Stated exercise »
Below is a block of records; return all of them exactly, but without the images.

Structured figure records:

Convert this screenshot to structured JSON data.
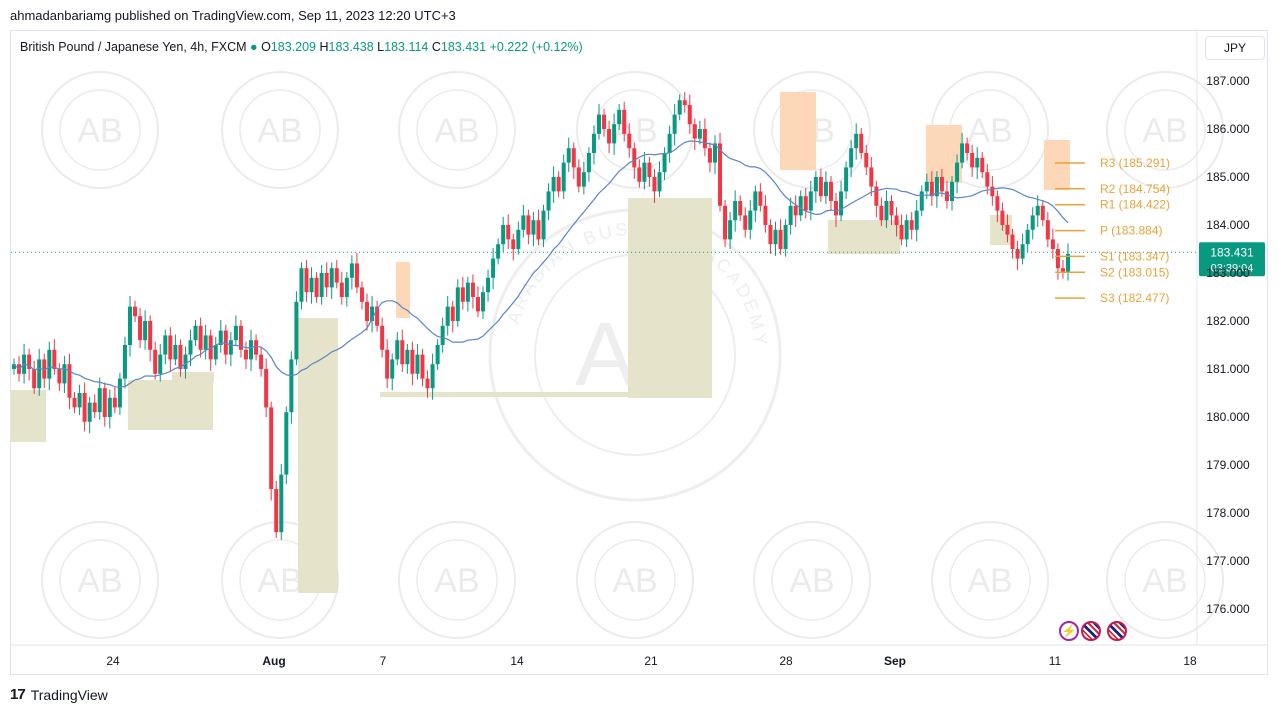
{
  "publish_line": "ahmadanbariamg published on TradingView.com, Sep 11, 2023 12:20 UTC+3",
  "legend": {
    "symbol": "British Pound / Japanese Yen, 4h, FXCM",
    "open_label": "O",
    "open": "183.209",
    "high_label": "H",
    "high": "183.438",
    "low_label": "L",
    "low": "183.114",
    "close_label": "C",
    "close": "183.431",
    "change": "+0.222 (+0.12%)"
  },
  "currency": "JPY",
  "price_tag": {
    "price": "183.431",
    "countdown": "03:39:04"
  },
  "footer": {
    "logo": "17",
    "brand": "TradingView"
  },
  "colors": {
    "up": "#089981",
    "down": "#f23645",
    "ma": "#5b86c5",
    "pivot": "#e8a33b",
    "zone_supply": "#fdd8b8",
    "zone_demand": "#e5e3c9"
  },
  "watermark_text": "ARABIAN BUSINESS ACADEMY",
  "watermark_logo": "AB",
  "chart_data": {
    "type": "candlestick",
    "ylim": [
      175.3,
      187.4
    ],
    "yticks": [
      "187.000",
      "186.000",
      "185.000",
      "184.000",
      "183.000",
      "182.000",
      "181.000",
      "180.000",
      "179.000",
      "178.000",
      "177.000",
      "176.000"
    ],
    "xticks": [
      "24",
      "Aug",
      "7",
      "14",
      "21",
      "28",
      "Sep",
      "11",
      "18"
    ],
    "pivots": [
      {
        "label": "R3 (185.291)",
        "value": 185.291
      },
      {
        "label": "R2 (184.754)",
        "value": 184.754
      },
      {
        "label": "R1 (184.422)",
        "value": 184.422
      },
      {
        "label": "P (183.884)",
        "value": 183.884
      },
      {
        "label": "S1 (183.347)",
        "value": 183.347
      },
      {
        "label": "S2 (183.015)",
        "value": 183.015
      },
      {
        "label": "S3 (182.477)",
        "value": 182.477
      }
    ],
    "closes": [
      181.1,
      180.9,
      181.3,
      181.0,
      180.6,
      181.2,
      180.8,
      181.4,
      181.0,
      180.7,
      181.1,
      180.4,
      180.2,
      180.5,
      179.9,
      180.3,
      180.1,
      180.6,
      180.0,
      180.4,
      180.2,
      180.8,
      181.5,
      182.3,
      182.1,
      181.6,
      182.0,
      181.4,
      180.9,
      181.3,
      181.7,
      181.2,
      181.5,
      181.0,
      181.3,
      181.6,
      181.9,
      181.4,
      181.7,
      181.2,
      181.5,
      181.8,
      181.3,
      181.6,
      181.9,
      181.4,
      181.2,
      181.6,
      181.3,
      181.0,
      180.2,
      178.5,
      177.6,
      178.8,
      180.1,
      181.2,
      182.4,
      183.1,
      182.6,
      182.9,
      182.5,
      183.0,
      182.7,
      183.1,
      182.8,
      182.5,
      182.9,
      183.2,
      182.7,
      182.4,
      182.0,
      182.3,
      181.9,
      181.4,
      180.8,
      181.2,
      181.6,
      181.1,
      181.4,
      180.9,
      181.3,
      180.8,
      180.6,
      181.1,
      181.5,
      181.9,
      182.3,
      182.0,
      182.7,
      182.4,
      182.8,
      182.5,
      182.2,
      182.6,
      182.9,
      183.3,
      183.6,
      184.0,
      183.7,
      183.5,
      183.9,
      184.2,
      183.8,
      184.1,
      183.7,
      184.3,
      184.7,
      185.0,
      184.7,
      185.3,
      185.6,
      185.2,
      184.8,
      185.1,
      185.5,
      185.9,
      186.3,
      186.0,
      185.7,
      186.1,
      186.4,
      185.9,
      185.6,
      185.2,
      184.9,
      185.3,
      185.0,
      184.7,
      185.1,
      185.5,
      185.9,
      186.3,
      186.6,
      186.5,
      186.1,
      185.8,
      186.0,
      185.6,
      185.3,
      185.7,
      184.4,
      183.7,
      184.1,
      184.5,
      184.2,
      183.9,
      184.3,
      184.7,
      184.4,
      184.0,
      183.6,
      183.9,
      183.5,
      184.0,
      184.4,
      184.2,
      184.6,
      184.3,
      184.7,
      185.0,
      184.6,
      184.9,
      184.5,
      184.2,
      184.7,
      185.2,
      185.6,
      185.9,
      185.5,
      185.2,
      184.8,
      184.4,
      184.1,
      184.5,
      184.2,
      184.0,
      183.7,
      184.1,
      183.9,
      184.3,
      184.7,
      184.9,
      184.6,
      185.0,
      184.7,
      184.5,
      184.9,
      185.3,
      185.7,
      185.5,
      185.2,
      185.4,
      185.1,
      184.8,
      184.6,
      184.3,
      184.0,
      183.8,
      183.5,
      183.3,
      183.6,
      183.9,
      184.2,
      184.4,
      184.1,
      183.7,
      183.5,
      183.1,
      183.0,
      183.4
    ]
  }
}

Task solution »
Convert this screenshot to structured JSON data.
{
  "publish_line": "ahmadanbariamg published on TradingView.com, Sep 11, 2023 12:20 UTC+3",
  "legend": {
    "symbol": "British Pound / Japanese Yen, 4h, FXCM",
    "open_label": "O",
    "open": "183.209",
    "high_label": "H",
    "high": "183.438",
    "low_label": "L",
    "low": "183.114",
    "close_label": "C",
    "close": "183.431",
    "change": "+0.222 (+0.12%)"
  },
  "currency": "JPY",
  "price_tag": {
    "price": "183.431",
    "countdown": "03:39:04"
  },
  "footer": {
    "logo": "17",
    "brand": "TradingView"
  },
  "colors": {
    "up": "#089981",
    "down": "#f23645",
    "ma": "#5b86c5",
    "pivot": "#e8a33b",
    "zone_supply": "#fdd8b8",
    "zone_demand": "#e5e3c9"
  },
  "watermark_text": "ARABIAN BUSINESS ACADEMY",
  "watermark_logo": "AB",
  "chart_data": {
    "type": "candlestick",
    "ylim": [
      175.3,
      187.4
    ],
    "yticks": [
      "187.000",
      "186.000",
      "185.000",
      "184.000",
      "183.000",
      "182.000",
      "181.000",
      "180.000",
      "179.000",
      "178.000",
      "177.000",
      "176.000"
    ],
    "xticks": [
      "24",
      "Aug",
      "7",
      "14",
      "21",
      "28",
      "Sep",
      "11",
      "18"
    ],
    "pivots": [
      {
        "label": "R3 (185.291)",
        "value": 185.291
      },
      {
        "label": "R2 (184.754)",
        "value": 184.754
      },
      {
        "label": "R1 (184.422)",
        "value": 184.422
      },
      {
        "label": "P (183.884)",
        "value": 183.884
      },
      {
        "label": "S1 (183.347)",
        "value": 183.347
      },
      {
        "label": "S2 (183.015)",
        "value": 183.015
      },
      {
        "label": "S3 (182.477)",
        "value": 182.477
      }
    ],
    "closes": [
      181.1,
      180.9,
      181.3,
      181.0,
      180.6,
      181.2,
      180.8,
      181.4,
      181.0,
      180.7,
      181.1,
      180.4,
      180.2,
      180.5,
      179.9,
      180.3,
      180.1,
      180.6,
      180.0,
      180.4,
      180.2,
      180.8,
      181.5,
      182.3,
      182.1,
      181.6,
      182.0,
      181.4,
      180.9,
      181.3,
      181.7,
      181.2,
      181.5,
      181.0,
      181.3,
      181.6,
      181.9,
      181.4,
      181.7,
      181.2,
      181.5,
      181.8,
      181.3,
      181.6,
      181.9,
      181.4,
      181.2,
      181.6,
      181.3,
      181.0,
      180.2,
      178.5,
      177.6,
      178.8,
      180.1,
      181.2,
      182.4,
      183.1,
      182.6,
      182.9,
      182.5,
      183.0,
      182.7,
      183.1,
      182.8,
      182.5,
      182.9,
      183.2,
      182.7,
      182.4,
      182.0,
      182.3,
      181.9,
      181.4,
      180.8,
      181.2,
      181.6,
      181.1,
      181.4,
      180.9,
      181.3,
      180.8,
      180.6,
      181.1,
      181.5,
      181.9,
      182.3,
      182.0,
      182.7,
      182.4,
      182.8,
      182.5,
      182.2,
      182.6,
      182.9,
      183.3,
      183.6,
      184.0,
      183.7,
      183.5,
      183.9,
      184.2,
      183.8,
      184.1,
      183.7,
      184.3,
      184.7,
      185.0,
      184.7,
      185.3,
      185.6,
      185.2,
      184.8,
      185.1,
      185.5,
      185.9,
      186.3,
      186.0,
      185.7,
      186.1,
      186.4,
      185.9,
      185.6,
      185.2,
      184.9,
      185.3,
      185.0,
      184.7,
      185.1,
      185.5,
      185.9,
      186.3,
      186.6,
      186.5,
      186.1,
      185.8,
      186.0,
      185.6,
      185.3,
      185.7,
      184.4,
      183.7,
      184.1,
      184.5,
      184.2,
      183.9,
      184.3,
      184.7,
      184.4,
      184.0,
      183.6,
      183.9,
      183.5,
      184.0,
      184.4,
      184.2,
      184.6,
      184.3,
      184.7,
      185.0,
      184.6,
      184.9,
      184.5,
      184.2,
      184.7,
      185.2,
      185.6,
      185.9,
      185.5,
      185.2,
      184.8,
      184.4,
      184.1,
      184.5,
      184.2,
      184.0,
      183.7,
      184.1,
      183.9,
      184.3,
      184.7,
      184.9,
      184.6,
      185.0,
      184.7,
      184.5,
      184.9,
      185.3,
      185.7,
      185.5,
      185.2,
      185.4,
      185.1,
      184.8,
      184.6,
      184.3,
      184.0,
      183.8,
      183.5,
      183.3,
      183.6,
      183.9,
      184.2,
      184.4,
      184.1,
      183.7,
      183.5,
      183.1,
      183.0,
      183.4
    ]
  }
}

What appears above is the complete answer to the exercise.